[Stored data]
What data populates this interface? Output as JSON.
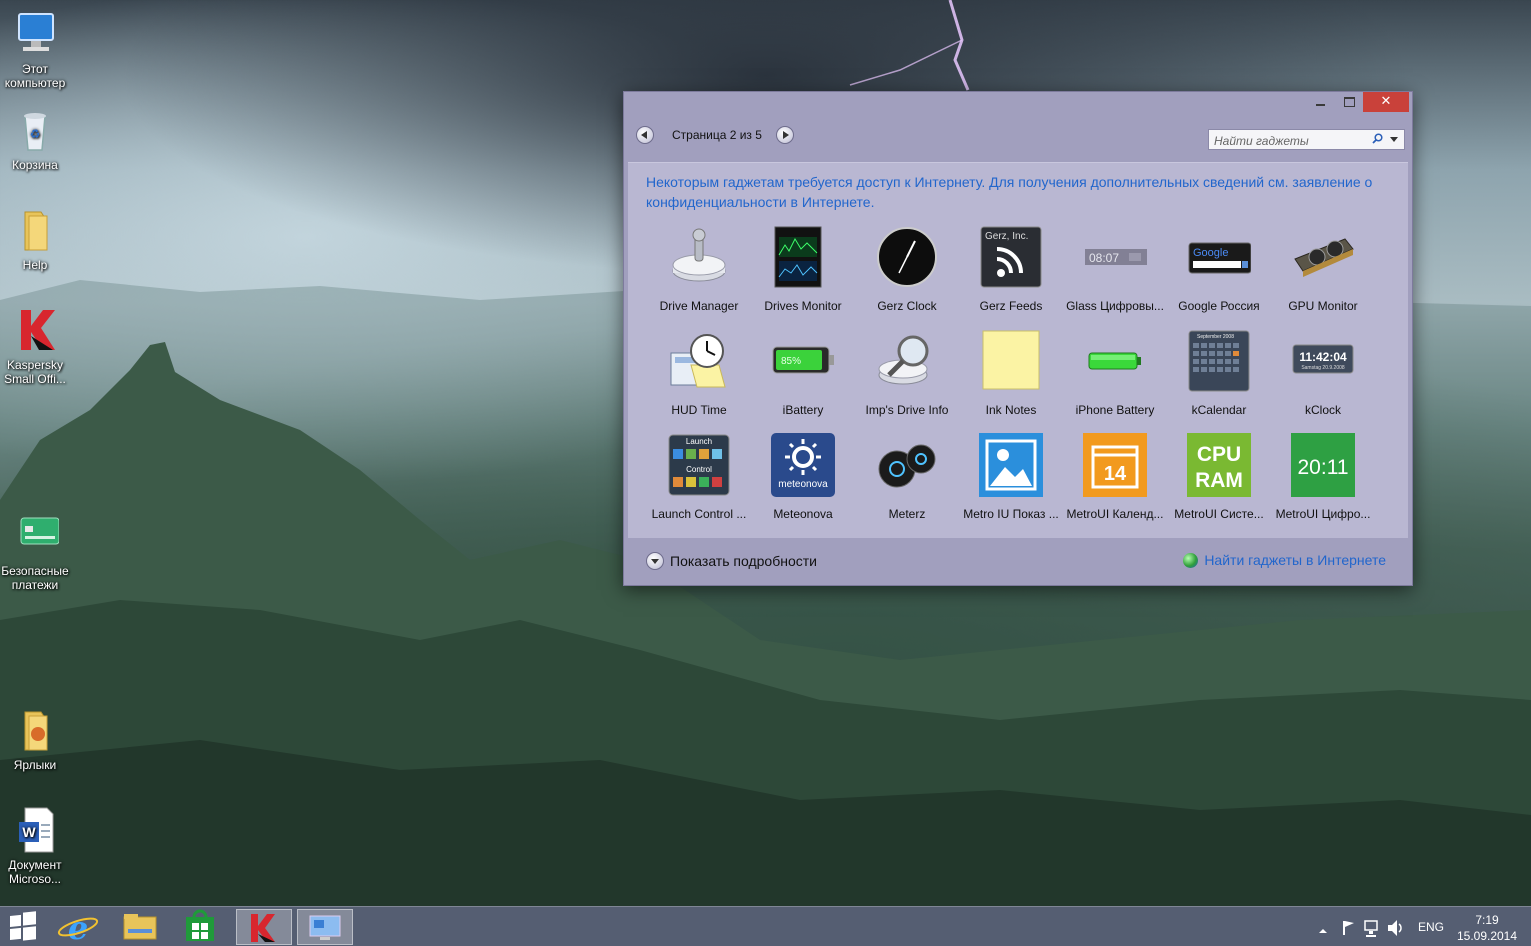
{
  "desktop": {
    "icons": [
      {
        "label": "Этот\nкомпьютер",
        "icon": "computer-icon"
      },
      {
        "label": "Корзина",
        "icon": "recycle-bin-icon"
      },
      {
        "label": "Help",
        "icon": "folder-icon"
      },
      {
        "label": "Kaspersky\nSmall Offi...",
        "icon": "kaspersky-icon"
      },
      {
        "label": "Безопасные\nплатежи",
        "icon": "safe-payments-icon"
      },
      {
        "label": "Ярлыки",
        "icon": "shortcuts-folder-icon"
      },
      {
        "label": "Документ\nMicroso...",
        "icon": "word-document-icon"
      }
    ]
  },
  "window": {
    "pager": {
      "label": "Страница 2 из 5"
    },
    "search": {
      "placeholder": "Найти гаджеты"
    },
    "notice": "Некоторым гаджетам требуется доступ к Интернету. Для получения дополнительных сведений см. заявление о конфиденциальности в Интернете.",
    "gadgets": [
      {
        "label": "Drive Manager",
        "icon": "drive-manager-icon"
      },
      {
        "label": "Drives Monitor",
        "icon": "drives-monitor-icon"
      },
      {
        "label": "Gerz Clock",
        "icon": "clock-icon"
      },
      {
        "label": "Gerz Feeds",
        "icon": "rss-feed-icon",
        "text": "Gerz, Inc."
      },
      {
        "label": "Glass Цифровы...",
        "icon": "glass-digital-clock-icon",
        "text": "08:07"
      },
      {
        "label": "Google Россия",
        "icon": "google-search-icon",
        "text": "Google"
      },
      {
        "label": "GPU Monitor",
        "icon": "graphics-card-icon"
      },
      {
        "label": "HUD Time",
        "icon": "hud-time-icon"
      },
      {
        "label": "iBattery",
        "icon": "battery-icon",
        "text": "85%"
      },
      {
        "label": "Imp's Drive Info",
        "icon": "drive-info-icon"
      },
      {
        "label": "Ink Notes",
        "icon": "sticky-note-icon"
      },
      {
        "label": "iPhone Battery",
        "icon": "iphone-battery-icon"
      },
      {
        "label": "kCalendar",
        "icon": "calendar-icon",
        "text": "September 2008"
      },
      {
        "label": "kClock",
        "icon": "digital-clock-icon",
        "text": "11:42:04",
        "subtext": "Samstag 20.9.2008"
      },
      {
        "label": "Launch Control ...",
        "icon": "launch-control-icon",
        "text": "Launch",
        "subtext": "Control"
      },
      {
        "label": "Meteonova",
        "icon": "meteonova-icon",
        "text": "meteonova"
      },
      {
        "label": "Meterz",
        "icon": "meterz-icon"
      },
      {
        "label": "Metro IU Показ ...",
        "icon": "photo-slideshow-icon"
      },
      {
        "label": "MetroUI Календ...",
        "icon": "metro-calendar-icon",
        "text": "14"
      },
      {
        "label": "MetroUI Систе...",
        "icon": "cpu-ram-icon",
        "text": "CPU",
        "subtext": "RAM"
      },
      {
        "label": "MetroUI Цифро...",
        "icon": "metro-clock-icon",
        "text": "20:11"
      }
    ],
    "details_label": "Показать подробности",
    "online_link": "Найти гаджеты в Интернете"
  },
  "taskbar": {
    "items": [
      "start-icon",
      "internet-explorer-icon",
      "file-explorer-icon",
      "store-icon",
      "kaspersky-icon",
      "gadgets-icon"
    ],
    "language": "ENG",
    "time": "7:19",
    "date": "15.09.2014"
  },
  "colors": {
    "window_bg": "#a19fbe",
    "content_bg": "#b9b7d2",
    "link": "#2266cc",
    "close_button": "#c9413a"
  }
}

● **Exercise description**:
Reproduce every entry exactly, but omit each picture.

● **Complete response**:
What data populates this interface? Output as JSON.
{
  "desktop": {
    "icons": [
      {
        "label": "Этот\nкомпьютер",
        "icon": "computer-icon"
      },
      {
        "label": "Корзина",
        "icon": "recycle-bin-icon"
      },
      {
        "label": "Help",
        "icon": "folder-icon"
      },
      {
        "label": "Kaspersky\nSmall Offi...",
        "icon": "kaspersky-icon"
      },
      {
        "label": "Безопасные\nплатежи",
        "icon": "safe-payments-icon"
      },
      {
        "label": "Ярлыки",
        "icon": "shortcuts-folder-icon"
      },
      {
        "label": "Документ\nMicroso...",
        "icon": "word-document-icon"
      }
    ]
  },
  "window": {
    "pager": {
      "label": "Страница 2 из 5"
    },
    "search": {
      "placeholder": "Найти гаджеты"
    },
    "notice": "Некоторым гаджетам требуется доступ к Интернету. Для получения дополнительных сведений см. заявление о конфиденциальности в Интернете.",
    "gadgets": [
      {
        "label": "Drive Manager",
        "icon": "drive-manager-icon"
      },
      {
        "label": "Drives Monitor",
        "icon": "drives-monitor-icon"
      },
      {
        "label": "Gerz Clock",
        "icon": "clock-icon"
      },
      {
        "label": "Gerz Feeds",
        "icon": "rss-feed-icon",
        "text": "Gerz, Inc."
      },
      {
        "label": "Glass Цифровы...",
        "icon": "glass-digital-clock-icon",
        "text": "08:07"
      },
      {
        "label": "Google Россия",
        "icon": "google-search-icon",
        "text": "Google"
      },
      {
        "label": "GPU Monitor",
        "icon": "graphics-card-icon"
      },
      {
        "label": "HUD Time",
        "icon": "hud-time-icon"
      },
      {
        "label": "iBattery",
        "icon": "battery-icon",
        "text": "85%"
      },
      {
        "label": "Imp's Drive Info",
        "icon": "drive-info-icon"
      },
      {
        "label": "Ink Notes",
        "icon": "sticky-note-icon"
      },
      {
        "label": "iPhone Battery",
        "icon": "iphone-battery-icon"
      },
      {
        "label": "kCalendar",
        "icon": "calendar-icon",
        "text": "September 2008"
      },
      {
        "label": "kClock",
        "icon": "digital-clock-icon",
        "text": "11:42:04",
        "subtext": "Samstag 20.9.2008"
      },
      {
        "label": "Launch Control ...",
        "icon": "launch-control-icon",
        "text": "Launch",
        "subtext": "Control"
      },
      {
        "label": "Meteonova",
        "icon": "meteonova-icon",
        "text": "meteonova"
      },
      {
        "label": "Meterz",
        "icon": "meterz-icon"
      },
      {
        "label": "Metro IU Показ ...",
        "icon": "photo-slideshow-icon"
      },
      {
        "label": "MetroUI Календ...",
        "icon": "metro-calendar-icon",
        "text": "14"
      },
      {
        "label": "MetroUI Систе...",
        "icon": "cpu-ram-icon",
        "text": "CPU",
        "subtext": "RAM"
      },
      {
        "label": "MetroUI Цифро...",
        "icon": "metro-clock-icon",
        "text": "20:11"
      }
    ],
    "details_label": "Показать подробности",
    "online_link": "Найти гаджеты в Интернете"
  },
  "taskbar": {
    "items": [
      "start-icon",
      "internet-explorer-icon",
      "file-explorer-icon",
      "store-icon",
      "kaspersky-icon",
      "gadgets-icon"
    ],
    "language": "ENG",
    "time": "7:19",
    "date": "15.09.2014"
  },
  "colors": {
    "window_bg": "#a19fbe",
    "content_bg": "#b9b7d2",
    "link": "#2266cc",
    "close_button": "#c9413a"
  }
}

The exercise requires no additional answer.